START
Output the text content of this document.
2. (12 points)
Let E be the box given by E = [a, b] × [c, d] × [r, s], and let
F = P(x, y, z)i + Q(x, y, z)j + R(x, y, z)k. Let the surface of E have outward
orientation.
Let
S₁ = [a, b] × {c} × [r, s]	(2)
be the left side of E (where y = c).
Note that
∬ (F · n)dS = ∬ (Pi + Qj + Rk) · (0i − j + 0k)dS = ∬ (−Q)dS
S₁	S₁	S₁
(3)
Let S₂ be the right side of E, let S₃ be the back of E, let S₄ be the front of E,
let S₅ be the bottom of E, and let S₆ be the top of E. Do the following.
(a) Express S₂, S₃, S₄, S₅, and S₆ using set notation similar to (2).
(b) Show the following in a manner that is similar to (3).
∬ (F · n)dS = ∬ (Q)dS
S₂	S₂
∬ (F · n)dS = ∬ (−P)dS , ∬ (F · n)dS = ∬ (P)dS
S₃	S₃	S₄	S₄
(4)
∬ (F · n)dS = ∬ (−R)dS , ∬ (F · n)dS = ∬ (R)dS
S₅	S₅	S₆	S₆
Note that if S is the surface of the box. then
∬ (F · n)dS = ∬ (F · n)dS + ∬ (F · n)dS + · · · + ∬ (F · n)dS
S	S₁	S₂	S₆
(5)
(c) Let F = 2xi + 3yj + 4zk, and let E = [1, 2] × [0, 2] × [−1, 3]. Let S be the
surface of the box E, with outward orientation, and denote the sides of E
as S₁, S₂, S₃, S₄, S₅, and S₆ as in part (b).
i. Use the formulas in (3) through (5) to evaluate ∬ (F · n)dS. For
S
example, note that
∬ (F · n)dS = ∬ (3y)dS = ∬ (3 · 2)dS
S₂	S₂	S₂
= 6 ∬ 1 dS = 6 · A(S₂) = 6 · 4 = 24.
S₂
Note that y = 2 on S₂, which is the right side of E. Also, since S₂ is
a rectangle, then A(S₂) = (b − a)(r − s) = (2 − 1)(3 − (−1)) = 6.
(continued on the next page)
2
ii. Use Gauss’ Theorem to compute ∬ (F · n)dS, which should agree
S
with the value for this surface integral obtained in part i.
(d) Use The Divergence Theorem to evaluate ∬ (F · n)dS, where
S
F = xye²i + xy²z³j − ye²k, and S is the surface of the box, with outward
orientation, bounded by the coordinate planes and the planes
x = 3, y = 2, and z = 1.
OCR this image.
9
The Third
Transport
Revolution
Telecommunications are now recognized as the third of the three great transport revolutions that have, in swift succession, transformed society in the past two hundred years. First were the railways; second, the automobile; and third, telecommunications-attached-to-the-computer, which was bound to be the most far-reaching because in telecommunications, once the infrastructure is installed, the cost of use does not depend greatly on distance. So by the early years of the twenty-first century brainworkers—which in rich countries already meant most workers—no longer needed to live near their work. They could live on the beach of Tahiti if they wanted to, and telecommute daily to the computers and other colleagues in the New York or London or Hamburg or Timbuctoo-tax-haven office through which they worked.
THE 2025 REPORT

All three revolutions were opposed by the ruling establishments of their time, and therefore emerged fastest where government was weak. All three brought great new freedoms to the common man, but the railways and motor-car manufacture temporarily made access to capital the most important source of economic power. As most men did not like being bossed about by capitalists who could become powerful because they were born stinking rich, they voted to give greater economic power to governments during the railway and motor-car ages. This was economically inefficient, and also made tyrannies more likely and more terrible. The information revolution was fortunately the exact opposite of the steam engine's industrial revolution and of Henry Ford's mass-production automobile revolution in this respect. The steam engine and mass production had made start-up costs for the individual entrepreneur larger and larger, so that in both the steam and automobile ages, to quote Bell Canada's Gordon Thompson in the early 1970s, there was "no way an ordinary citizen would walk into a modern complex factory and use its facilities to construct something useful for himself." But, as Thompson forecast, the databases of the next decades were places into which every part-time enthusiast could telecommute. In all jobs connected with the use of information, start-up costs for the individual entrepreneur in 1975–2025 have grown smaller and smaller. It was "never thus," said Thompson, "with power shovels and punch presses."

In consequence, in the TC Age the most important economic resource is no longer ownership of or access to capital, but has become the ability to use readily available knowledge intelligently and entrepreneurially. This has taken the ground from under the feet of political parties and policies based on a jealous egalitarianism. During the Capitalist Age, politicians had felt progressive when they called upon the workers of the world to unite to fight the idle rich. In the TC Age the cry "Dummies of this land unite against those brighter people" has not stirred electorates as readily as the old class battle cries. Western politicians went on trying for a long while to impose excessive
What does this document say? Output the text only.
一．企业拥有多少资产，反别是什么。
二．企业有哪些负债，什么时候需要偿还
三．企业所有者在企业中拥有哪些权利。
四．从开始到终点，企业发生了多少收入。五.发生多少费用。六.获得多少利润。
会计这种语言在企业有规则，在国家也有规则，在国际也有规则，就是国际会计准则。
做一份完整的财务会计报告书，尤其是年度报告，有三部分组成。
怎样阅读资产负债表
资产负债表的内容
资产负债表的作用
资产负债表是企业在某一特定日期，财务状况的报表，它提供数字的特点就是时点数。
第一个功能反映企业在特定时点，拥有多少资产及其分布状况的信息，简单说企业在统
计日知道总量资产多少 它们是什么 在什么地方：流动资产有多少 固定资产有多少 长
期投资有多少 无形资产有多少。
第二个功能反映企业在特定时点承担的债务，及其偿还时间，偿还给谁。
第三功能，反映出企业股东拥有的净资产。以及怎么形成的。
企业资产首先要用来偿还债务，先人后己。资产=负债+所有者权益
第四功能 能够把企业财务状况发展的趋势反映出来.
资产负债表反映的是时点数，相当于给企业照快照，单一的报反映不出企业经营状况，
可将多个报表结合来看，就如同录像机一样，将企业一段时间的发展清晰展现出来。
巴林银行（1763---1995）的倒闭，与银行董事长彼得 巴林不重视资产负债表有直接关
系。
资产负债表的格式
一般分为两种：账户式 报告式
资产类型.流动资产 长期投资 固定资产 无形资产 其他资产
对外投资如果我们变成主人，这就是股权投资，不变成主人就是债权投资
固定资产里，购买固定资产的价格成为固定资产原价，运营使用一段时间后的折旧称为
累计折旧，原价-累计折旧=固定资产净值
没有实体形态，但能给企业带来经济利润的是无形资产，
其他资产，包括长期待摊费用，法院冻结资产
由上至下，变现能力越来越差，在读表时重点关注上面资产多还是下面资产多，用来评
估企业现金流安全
END
_Goal_
All entries must be repeated verbatim.

_Exercise response_
Output the text content of this document.
2. (12 points)
Let E be the box given by E = [a, b] × [c, d] × [r, s], and let
F = P(x, y, z)i + Q(x, y, z)j + R(x, y, z)k. Let the surface of E have outward
orientation.
Let
S₁ = [a, b] × {c} × [r, s]	(2)
be the left side of E (where y = c).
Note that
∬ (F · n)dS = ∬ (Pi + Qj + Rk) · (0i − j + 0k)dS = ∬ (−Q)dS
S₁	S₁	S₁
(3)
Let S₂ be the right side of E, let S₃ be the back of E, let S₄ be the front of E,
let S₅ be the bottom of E, and let S₆ be the top of E. Do the following.
(a) Express S₂, S₃, S₄, S₅, and S₆ using set notation similar to (2).
(b) Show the following in a manner that is similar to (3).
∬ (F · n)dS = ∬ (Q)dS
S₂	S₂
∬ (F · n)dS = ∬ (−P)dS , ∬ (F · n)dS = ∬ (P)dS
S₃	S₃	S₄	S₄
(4)
∬ (F · n)dS = ∬ (−R)dS , ∬ (F · n)dS = ∬ (R)dS
S₅	S₅	S₆	S₆
Note that if S is the surface of the box. then
∬ (F · n)dS = ∬ (F · n)dS + ∬ (F · n)dS + · · · + ∬ (F · n)dS
S	S₁	S₂	S₆
(5)
(c) Let F = 2xi + 3yj + 4zk, and let E = [1, 2] × [0, 2] × [−1, 3]. Let S be the
surface of the box E, with outward orientation, and denote the sides of E
as S₁, S₂, S₃, S₄, S₅, and S₆ as in part (b).
i. Use the formulas in (3) through (5) to evaluate ∬ (F · n)dS. For
S
example, note that
∬ (F · n)dS = ∬ (3y)dS = ∬ (3 · 2)dS
S₂	S₂	S₂
= 6 ∬ 1 dS = 6 · A(S₂) = 6 · 4 = 24.
S₂
Note that y = 2 on S₂, which is the right side of E. Also, since S₂ is
a rectangle, then A(S₂) = (b − a)(r − s) = (2 − 1)(3 − (−1)) = 6.
(continued on the next page)
2
ii. Use Gauss’ Theorem to compute ∬ (F · n)dS, which should agree
S
with the value for this surface integral obtained in part i.
(d) Use The Divergence Theorem to evaluate ∬ (F · n)dS, where
S
F = xye²i + xy²z³j − ye²k, and S is the surface of the box, with outward
orientation, bounded by the coordinate planes and the planes
x = 3, y = 2, and z = 1.
OCR this image.
9
The Third
Transport
Revolution
Telecommunications are now recognized as the third of the three great transport revolutions that have, in swift succession, transformed society in the past two hundred years. First were the railways; second, the automobile; and third, telecommunications-attached-to-the-computer, which was bound to be the most far-reaching because in telecommunications, once the infrastructure is installed, the cost of use does not depend greatly on distance. So by the early years of the twenty-first century brainworkers—which in rich countries already meant most workers—no longer needed to live near their work. They could live on the beach of Tahiti if they wanted to, and telecommute daily to the computers and other colleagues in the New York or London or Hamburg or Timbuctoo-tax-haven office through which they worked.
THE 2025 REPORT

All three revolutions were opposed by the ruling establishments of their time, and therefore emerged fastest where government was weak. All three brought great new freedoms to the common man, but the railways and motor-car manufacture temporarily made access to capital the most important source of economic power. As most men did not like being bossed about by capitalists who could become powerful because they were born stinking rich, they voted to give greater economic power to governments during the railway and motor-car ages. This was economically inefficient, and also made tyrannies more likely and more terrible. The information revolution was fortunately the exact opposite of the steam engine's industrial revolution and of Henry Ford's mass-production automobile revolution in this respect. The steam engine and mass production had made start-up costs for the individual entrepreneur larger and larger, so that in both the steam and automobile ages, to quote Bell Canada's Gordon Thompson in the early 1970s, there was "no way an ordinary citizen would walk into a modern complex factory and use its facilities to construct something useful for himself." But, as Thompson forecast, the databases of the next decades were places into which every part-time enthusiast could telecommute. In all jobs connected with the use of information, start-up costs for the individual entrepreneur in 1975–2025 have grown smaller and smaller. It was "never thus," said Thompson, "with power shovels and punch presses."

In consequence, in the TC Age the most important economic resource is no longer ownership of or access to capital, but has become the ability to use readily available knowledge intelligently and entrepreneurially. This has taken the ground from under the feet of political parties and policies based on a jealous egalitarianism. During the Capitalist Age, politicians had felt progressive when they called upon the workers of the world to unite to fight the idle rich. In the TC Age the cry "Dummies of this land unite against those brighter people" has not stirred electorates as readily as the old class battle cries. Western politicians went on trying for a long while to impose excessive
What does this document say? Output the text only.
一．企业拥有多少资产，反别是什么。
二．企业有哪些负债，什么时候需要偿还
三．企业所有者在企业中拥有哪些权利。
四．从开始到终点，企业发生了多少收入。五.发生多少费用。六.获得多少利润。
会计这种语言在企业有规则，在国家也有规则，在国际也有规则，就是国际会计准则。
做一份完整的财务会计报告书，尤其是年度报告，有三部分组成。
怎样阅读资产负债表
资产负债表的内容
资产负债表的作用
资产负债表是企业在某一特定日期，财务状况的报表，它提供数字的特点就是时点数。
第一个功能反映企业在特定时点，拥有多少资产及其分布状况的信息，简单说企业在统
计日知道总量资产多少 它们是什么 在什么地方：流动资产有多少 固定资产有多少 长
期投资有多少 无形资产有多少。
第二个功能反映企业在特定时点承担的债务，及其偿还时间，偿还给谁。
第三功能，反映出企业股东拥有的净资产。以及怎么形成的。
企业资产首先要用来偿还债务，先人后己。资产=负债+所有者权益
第四功能 能够把企业财务状况发展的趋势反映出来.
资产负债表反映的是时点数，相当于给企业照快照，单一的报反映不出企业经营状况，
可将多个报表结合来看，就如同录像机一样，将企业一段时间的发展清晰展现出来。
巴林银行（1763---1995）的倒闭，与银行董事长彼得 巴林不重视资产负债表有直接关
系。
资产负债表的格式
一般分为两种：账户式 报告式
资产类型.流动资产 长期投资 固定资产 无形资产 其他资产
对外投资如果我们变成主人，这就是股权投资，不变成主人就是债权投资
固定资产里，购买固定资产的价格成为固定资产原价，运营使用一段时间后的折旧称为
累计折旧，原价-累计折旧=固定资产净值
没有实体形态，但能给企业带来经济利润的是无形资产，
其他资产，包括长期待摊费用，法院冻结资产
由上至下，变现能力越来越差，在读表时重点关注上面资产多还是下面资产多，用来评
估企业现金流安全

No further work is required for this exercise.